- _PROBLEM_:
Copy each line below in which the string "value" occurs.

- _GIVEN RECORDS_:
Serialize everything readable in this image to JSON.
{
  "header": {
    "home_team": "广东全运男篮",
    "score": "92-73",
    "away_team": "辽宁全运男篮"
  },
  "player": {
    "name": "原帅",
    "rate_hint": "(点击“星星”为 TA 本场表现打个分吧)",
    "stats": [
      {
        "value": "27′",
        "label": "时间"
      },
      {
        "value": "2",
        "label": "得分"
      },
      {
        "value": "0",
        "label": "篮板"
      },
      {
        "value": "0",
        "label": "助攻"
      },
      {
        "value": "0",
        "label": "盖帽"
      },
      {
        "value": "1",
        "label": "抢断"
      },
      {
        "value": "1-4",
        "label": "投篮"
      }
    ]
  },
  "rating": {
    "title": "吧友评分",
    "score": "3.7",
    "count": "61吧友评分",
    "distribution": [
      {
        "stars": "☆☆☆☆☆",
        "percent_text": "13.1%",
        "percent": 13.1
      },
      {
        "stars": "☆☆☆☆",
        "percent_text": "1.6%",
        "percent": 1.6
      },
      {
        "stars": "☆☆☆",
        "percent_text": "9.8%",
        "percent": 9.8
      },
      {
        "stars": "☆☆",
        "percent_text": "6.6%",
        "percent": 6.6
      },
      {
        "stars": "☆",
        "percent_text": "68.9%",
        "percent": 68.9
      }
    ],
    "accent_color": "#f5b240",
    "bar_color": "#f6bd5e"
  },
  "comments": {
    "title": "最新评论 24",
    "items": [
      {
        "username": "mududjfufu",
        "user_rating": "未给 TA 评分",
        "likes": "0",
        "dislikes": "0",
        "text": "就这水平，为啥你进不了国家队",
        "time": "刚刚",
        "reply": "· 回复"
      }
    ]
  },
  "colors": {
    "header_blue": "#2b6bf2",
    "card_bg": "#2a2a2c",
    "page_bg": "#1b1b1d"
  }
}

- _COMPLETE ANSWER_:
        "value": "27′",
        "value": "2",
        "value": "0",
        "value": "0",
        "value": "0",
        "value": "1",
        "value": "1-4",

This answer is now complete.